■ EXERCISE DETAILS: Write out the complete material exactly as it stands.

----- PROVIDED ENTRIES -----

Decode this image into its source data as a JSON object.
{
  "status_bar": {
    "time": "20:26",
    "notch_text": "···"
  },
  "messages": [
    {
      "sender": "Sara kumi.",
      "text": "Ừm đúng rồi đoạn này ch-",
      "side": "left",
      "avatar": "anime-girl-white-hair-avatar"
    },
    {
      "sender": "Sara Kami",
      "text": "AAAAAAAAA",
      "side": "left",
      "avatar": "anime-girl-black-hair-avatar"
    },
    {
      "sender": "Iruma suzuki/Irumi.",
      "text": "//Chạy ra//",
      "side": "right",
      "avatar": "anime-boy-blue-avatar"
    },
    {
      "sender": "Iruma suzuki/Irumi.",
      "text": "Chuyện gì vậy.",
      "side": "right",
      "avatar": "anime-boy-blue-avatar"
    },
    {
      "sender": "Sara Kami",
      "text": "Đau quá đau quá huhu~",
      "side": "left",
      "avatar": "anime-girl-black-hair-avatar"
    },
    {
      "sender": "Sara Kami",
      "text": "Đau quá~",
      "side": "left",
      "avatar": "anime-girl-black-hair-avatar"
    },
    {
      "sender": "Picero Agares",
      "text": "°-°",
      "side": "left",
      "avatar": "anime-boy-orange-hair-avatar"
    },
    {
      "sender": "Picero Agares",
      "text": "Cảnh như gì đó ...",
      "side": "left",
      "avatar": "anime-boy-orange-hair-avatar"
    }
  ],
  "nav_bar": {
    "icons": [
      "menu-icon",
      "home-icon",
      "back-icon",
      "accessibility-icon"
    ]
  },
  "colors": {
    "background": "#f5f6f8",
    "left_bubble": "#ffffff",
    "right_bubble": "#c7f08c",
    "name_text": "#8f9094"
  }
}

-----

■ CORRECT RESPONSE:
Decode this image into its source data as a JSON object.
{
  "status_bar": {
    "time": "20:26",
    "notch_text": "···"
  },
  "messages": [
    {
      "sender": "Sara kumi.",
      "text": "Ừm đúng rồi đoạn này ch-",
      "side": "left",
      "avatar": "anime-girl-white-hair-avatar"
    },
    {
      "sender": "Sara Kami",
      "text": "AAAAAAAAA",
      "side": "left",
      "avatar": "anime-girl-black-hair-avatar"
    },
    {
      "sender": "Iruma suzuki/Irumi.",
      "text": "//Chạy ra//",
      "side": "right",
      "avatar": "anime-boy-blue-avatar"
    },
    {
      "sender": "Iruma suzuki/Irumi.",
      "text": "Chuyện gì vậy.",
      "side": "right",
      "avatar": "anime-boy-blue-avatar"
    },
    {
      "sender": "Sara Kami",
      "text": "Đau quá đau quá huhu~",
      "side": "left",
      "avatar": "anime-girl-black-hair-avatar"
    },
    {
      "sender": "Sara Kami",
      "text": "Đau quá~",
      "side": "left",
      "avatar": "anime-girl-black-hair-avatar"
    },
    {
      "sender": "Picero Agares",
      "text": "°-°",
      "side": "left",
      "avatar": "anime-boy-orange-hair-avatar"
    },
    {
      "sender": "Picero Agares",
      "text": "Cảnh như gì đó ...",
      "side": "left",
      "avatar": "anime-boy-orange-hair-avatar"
    }
  ],
  "nav_bar": {
    "icons": [
      "menu-icon",
      "home-icon",
      "back-icon",
      "accessibility-icon"
    ]
  },
  "colors": {
    "background": "#f5f6f8",
    "left_bubble": "#ffffff",
    "right_bubble": "#c7f08c",
    "name_text": "#8f9094"
  }
}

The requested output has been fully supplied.